Short problem
Copy the lines starting at the one containing "List UI elements" and ending at the one containing "x-tick-label-suffix: xP301S [336,494,402,560]", replacing "stage-bracket" with "stage-bar" and leaving everything else unchanged.

Data supplied
==*==

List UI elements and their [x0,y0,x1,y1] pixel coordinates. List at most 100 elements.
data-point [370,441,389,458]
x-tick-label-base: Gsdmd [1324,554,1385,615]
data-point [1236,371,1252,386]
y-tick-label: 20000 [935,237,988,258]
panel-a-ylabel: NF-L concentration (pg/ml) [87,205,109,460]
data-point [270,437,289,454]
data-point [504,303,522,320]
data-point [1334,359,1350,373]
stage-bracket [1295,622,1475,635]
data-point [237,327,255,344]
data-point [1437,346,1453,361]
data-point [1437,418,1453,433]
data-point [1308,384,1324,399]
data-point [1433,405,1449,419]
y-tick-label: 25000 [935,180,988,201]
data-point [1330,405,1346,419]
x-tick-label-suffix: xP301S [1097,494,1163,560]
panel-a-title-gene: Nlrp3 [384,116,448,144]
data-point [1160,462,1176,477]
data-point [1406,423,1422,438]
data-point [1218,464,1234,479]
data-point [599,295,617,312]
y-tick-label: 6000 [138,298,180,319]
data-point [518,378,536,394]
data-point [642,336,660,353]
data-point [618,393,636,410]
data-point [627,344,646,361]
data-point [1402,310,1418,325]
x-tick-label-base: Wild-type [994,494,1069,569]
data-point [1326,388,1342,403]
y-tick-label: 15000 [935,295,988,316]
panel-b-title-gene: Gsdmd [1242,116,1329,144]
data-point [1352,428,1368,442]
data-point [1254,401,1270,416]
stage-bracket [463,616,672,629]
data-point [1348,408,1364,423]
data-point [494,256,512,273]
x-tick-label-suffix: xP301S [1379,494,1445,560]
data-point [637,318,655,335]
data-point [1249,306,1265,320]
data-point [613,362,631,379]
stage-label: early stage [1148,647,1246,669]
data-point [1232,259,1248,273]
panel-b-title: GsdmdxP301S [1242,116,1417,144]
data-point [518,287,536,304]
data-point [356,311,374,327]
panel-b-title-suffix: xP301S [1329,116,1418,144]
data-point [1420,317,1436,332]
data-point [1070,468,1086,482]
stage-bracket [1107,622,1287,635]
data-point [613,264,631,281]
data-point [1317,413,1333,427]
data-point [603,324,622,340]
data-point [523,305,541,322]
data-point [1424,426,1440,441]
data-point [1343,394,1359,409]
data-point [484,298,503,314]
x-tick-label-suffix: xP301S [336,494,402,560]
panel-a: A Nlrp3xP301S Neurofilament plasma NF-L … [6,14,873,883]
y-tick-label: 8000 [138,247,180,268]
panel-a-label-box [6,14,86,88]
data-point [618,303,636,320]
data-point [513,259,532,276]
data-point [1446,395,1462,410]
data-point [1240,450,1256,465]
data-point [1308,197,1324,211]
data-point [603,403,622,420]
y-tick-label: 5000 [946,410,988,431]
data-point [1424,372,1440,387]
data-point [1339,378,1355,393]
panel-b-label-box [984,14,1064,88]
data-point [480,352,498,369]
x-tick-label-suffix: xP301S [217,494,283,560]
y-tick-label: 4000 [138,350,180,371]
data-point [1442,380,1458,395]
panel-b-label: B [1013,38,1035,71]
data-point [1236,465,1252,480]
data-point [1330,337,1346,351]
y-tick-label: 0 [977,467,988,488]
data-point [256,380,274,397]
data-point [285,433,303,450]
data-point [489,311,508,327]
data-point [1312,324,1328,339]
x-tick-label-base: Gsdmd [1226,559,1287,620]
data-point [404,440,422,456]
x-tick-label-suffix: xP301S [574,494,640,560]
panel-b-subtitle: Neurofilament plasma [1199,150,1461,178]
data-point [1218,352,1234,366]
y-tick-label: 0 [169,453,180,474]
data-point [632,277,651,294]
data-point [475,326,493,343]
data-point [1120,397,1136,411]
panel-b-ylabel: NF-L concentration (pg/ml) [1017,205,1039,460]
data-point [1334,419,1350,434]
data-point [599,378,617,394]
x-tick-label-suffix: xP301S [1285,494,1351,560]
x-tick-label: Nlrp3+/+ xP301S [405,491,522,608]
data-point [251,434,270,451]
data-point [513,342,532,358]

==*==

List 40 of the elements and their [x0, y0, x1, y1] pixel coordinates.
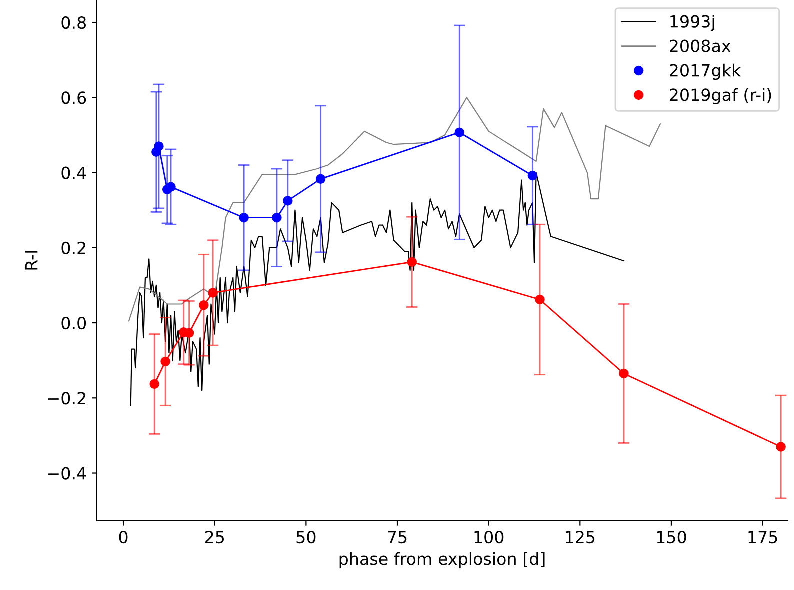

==*==

Output for this task
List UI elements and their [x0,y0,x1,y1] pixel coordinates. List at most 100 elements.
data-point [370,441,389,458]
x-tick-label-base: Gsdmd [1324,554,1385,615]
data-point [1236,371,1252,386]
y-tick-label: 20000 [935,237,988,258]
panel-a-ylabel: NF-L concentration (pg/ml) [87,205,109,460]
data-point [270,437,289,454]
data-point [504,303,522,320]
data-point [1334,359,1350,373]
stage-bar [1295,622,1475,635]
data-point [237,327,255,344]
data-point [1437,346,1453,361]
data-point [1437,418,1453,433]
data-point [1308,384,1324,399]
data-point [1433,405,1449,419]
y-tick-label: 25000 [935,180,988,201]
data-point [1330,405,1346,419]
x-tick-label-suffix: xP301S [1097,494,1163,560]
panel-a-title-gene: Nlrp3 [384,116,448,144]
data-point [1160,462,1176,477]
data-point [1406,423,1422,438]
data-point [1218,464,1234,479]
data-point [599,295,617,312]
y-tick-label: 6000 [138,298,180,319]
data-point [518,378,536,394]
data-point [642,336,660,353]
data-point [618,393,636,410]
data-point [627,344,646,361]
data-point [1402,310,1418,325]
x-tick-label-base: Wild-type [994,494,1069,569]
data-point [1326,388,1342,403]
y-tick-label: 15000 [935,295,988,316]
panel-b-title-gene: Gsdmd [1242,116,1329,144]
data-point [1352,428,1368,442]
data-point [1254,401,1270,416]
stage-bar [463,616,672,629]
data-point [1348,408,1364,423]
data-point [494,256,512,273]
x-tick-label-suffix: xP301S [1379,494,1445,560]
data-point [637,318,655,335]
data-point [1249,306,1265,320]
data-point [613,362,631,379]
stage-label: early stage [1148,647,1246,669]
data-point [1232,259,1248,273]
panel-b-title: GsdmdxP301S [1242,116,1417,144]
data-point [518,287,536,304]
data-point [356,311,374,327]
panel-b-title-suffix: xP301S [1329,116,1418,144]
data-point [1420,317,1436,332]
data-point [1070,468,1086,482]
stage-bar [1107,622,1287,635]
data-point [613,264,631,281]
data-point [1317,413,1333,427]
data-point [603,324,622,340]
data-point [523,305,541,322]
data-point [1424,426,1440,441]
data-point [1343,394,1359,409]
data-point [484,298,503,314]
x-tick-label-suffix: xP301S [336,494,402,560]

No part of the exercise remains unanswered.